§ Set task
Read the lines that follow and tally those with the word "ПРЕСТУПЛЕНИЙ"; give the number and nothing else.

[Begin Given information]

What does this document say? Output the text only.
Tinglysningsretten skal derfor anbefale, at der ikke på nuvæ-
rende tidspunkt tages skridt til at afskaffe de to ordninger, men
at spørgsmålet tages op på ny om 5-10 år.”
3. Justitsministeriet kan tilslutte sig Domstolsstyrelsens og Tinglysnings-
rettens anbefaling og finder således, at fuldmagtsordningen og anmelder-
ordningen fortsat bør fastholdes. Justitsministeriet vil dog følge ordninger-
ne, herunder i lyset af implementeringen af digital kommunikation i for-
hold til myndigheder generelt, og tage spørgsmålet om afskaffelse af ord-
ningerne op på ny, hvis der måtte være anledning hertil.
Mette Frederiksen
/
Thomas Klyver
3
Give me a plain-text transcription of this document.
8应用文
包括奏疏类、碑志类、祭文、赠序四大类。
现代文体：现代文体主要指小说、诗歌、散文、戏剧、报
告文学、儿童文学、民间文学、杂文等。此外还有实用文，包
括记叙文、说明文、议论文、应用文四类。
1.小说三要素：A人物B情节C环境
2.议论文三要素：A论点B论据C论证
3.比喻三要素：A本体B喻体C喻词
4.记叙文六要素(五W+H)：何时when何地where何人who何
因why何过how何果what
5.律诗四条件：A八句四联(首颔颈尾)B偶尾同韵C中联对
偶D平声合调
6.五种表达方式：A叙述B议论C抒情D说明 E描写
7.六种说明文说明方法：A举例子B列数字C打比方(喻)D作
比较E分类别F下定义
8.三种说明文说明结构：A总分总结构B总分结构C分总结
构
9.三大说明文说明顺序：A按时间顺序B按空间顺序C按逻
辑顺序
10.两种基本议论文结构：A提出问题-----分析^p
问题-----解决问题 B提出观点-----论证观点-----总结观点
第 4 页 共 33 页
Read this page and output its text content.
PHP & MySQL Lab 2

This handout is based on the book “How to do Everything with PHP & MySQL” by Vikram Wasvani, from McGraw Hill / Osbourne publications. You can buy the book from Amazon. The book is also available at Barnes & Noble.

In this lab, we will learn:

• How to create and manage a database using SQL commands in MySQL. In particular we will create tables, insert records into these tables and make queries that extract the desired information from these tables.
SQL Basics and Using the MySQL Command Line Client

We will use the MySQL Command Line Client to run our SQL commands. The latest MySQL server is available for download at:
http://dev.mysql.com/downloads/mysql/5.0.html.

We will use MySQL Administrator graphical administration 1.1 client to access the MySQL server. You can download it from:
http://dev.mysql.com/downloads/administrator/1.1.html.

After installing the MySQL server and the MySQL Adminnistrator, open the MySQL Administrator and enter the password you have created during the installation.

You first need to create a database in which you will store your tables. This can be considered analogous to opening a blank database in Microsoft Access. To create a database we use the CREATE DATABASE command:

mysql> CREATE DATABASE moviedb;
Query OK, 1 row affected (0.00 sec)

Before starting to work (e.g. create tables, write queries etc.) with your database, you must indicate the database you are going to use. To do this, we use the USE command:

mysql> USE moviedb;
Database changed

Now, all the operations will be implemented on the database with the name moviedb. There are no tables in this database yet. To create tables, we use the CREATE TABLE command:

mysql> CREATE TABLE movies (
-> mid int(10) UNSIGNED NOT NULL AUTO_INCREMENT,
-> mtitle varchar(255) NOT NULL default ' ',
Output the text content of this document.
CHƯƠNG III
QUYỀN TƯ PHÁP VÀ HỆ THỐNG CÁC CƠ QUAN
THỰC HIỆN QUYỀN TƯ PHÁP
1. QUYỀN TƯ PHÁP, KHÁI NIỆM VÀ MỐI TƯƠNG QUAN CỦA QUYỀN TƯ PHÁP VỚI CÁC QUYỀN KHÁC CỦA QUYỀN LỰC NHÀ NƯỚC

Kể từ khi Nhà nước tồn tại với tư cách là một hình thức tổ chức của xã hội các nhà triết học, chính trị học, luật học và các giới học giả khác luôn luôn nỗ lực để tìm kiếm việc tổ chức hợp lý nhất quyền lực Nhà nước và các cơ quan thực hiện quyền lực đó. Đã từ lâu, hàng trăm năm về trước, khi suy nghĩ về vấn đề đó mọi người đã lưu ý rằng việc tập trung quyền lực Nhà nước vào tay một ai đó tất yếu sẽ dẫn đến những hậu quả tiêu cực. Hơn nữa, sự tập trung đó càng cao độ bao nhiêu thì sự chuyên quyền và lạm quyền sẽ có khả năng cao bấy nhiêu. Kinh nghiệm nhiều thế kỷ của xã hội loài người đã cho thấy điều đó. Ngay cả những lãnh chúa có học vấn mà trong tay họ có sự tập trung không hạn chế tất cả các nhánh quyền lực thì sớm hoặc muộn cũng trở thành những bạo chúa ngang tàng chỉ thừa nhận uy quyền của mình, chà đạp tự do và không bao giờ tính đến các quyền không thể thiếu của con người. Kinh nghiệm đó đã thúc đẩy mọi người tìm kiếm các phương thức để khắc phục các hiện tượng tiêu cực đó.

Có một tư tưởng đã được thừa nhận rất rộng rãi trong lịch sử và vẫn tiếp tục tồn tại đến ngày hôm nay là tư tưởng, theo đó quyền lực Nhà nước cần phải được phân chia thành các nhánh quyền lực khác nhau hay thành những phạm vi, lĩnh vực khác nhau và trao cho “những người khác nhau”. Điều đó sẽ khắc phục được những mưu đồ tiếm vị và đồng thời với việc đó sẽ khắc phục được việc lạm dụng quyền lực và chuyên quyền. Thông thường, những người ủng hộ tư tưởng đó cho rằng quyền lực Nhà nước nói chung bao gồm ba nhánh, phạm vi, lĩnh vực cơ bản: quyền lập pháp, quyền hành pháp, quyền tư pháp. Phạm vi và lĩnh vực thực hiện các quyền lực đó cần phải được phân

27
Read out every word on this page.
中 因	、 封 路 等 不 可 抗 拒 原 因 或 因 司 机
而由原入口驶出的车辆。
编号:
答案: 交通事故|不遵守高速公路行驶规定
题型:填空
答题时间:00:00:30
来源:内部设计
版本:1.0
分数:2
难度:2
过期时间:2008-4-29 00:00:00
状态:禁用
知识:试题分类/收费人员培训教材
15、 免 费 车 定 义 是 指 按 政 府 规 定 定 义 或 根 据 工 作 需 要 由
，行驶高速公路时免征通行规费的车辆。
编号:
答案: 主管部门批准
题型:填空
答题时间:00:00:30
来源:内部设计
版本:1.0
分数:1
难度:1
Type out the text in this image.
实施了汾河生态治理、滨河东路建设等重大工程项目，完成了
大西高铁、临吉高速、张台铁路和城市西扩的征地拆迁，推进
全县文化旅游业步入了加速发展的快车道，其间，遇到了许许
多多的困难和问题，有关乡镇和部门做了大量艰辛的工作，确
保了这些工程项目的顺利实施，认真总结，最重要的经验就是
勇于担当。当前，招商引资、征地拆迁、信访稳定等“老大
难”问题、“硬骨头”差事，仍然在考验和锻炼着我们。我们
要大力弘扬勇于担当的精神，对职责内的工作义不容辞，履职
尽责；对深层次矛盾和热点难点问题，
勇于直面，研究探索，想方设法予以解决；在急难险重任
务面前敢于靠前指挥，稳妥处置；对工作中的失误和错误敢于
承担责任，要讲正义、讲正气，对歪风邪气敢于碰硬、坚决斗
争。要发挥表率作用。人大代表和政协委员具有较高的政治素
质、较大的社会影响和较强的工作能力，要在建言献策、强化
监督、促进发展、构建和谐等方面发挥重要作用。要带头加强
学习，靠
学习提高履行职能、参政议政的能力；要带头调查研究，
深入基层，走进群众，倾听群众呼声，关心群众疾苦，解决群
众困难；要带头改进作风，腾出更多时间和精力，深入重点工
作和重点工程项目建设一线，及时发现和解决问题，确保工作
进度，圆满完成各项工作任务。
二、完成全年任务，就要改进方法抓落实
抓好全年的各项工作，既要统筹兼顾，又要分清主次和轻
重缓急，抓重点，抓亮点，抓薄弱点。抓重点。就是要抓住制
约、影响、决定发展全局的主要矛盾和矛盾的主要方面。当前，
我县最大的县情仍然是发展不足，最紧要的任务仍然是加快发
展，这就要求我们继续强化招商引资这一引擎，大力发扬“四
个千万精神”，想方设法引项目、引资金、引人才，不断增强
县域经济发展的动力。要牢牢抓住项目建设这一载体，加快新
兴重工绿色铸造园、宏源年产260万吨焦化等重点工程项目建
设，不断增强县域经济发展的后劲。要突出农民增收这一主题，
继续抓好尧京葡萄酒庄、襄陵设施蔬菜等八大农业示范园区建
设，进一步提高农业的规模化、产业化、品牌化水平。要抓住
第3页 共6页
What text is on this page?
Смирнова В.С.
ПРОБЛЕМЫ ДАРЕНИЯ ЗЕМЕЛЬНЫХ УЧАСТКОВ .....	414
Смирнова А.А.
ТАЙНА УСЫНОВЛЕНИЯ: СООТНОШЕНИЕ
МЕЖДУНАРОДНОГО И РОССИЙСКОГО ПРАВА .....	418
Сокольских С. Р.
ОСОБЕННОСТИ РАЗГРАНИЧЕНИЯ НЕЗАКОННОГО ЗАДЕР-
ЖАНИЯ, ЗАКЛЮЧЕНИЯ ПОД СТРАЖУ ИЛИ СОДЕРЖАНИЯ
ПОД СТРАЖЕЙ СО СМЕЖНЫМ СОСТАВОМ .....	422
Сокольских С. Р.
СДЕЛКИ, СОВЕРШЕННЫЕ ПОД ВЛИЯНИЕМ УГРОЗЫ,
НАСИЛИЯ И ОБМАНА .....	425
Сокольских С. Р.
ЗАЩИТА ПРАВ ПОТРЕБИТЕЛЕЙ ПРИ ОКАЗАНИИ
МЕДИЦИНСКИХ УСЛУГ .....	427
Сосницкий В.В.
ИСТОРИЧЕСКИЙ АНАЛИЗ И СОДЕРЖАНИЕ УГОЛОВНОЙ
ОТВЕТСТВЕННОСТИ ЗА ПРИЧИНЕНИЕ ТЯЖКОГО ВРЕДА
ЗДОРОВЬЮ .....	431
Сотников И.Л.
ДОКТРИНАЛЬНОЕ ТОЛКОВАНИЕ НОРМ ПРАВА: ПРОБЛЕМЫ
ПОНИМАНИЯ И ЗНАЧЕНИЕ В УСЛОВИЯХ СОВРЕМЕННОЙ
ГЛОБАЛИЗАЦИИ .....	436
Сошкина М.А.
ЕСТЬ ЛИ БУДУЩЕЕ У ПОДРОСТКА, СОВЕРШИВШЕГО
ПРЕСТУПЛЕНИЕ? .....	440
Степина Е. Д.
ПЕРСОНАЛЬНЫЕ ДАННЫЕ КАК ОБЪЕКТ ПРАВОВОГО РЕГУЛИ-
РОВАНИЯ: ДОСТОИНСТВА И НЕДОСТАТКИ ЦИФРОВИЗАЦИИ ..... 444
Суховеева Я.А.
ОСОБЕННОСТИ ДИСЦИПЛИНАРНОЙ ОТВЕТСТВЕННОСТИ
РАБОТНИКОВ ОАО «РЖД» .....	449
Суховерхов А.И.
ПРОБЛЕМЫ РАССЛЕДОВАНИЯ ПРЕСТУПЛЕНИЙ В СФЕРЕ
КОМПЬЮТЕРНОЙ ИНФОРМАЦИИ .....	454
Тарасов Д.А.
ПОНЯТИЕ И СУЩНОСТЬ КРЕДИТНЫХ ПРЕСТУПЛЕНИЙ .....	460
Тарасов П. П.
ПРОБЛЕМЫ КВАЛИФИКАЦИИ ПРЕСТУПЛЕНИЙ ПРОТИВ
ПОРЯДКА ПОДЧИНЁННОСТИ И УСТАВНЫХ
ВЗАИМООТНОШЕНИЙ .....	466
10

[End Given information]

§ Output for this exercise
3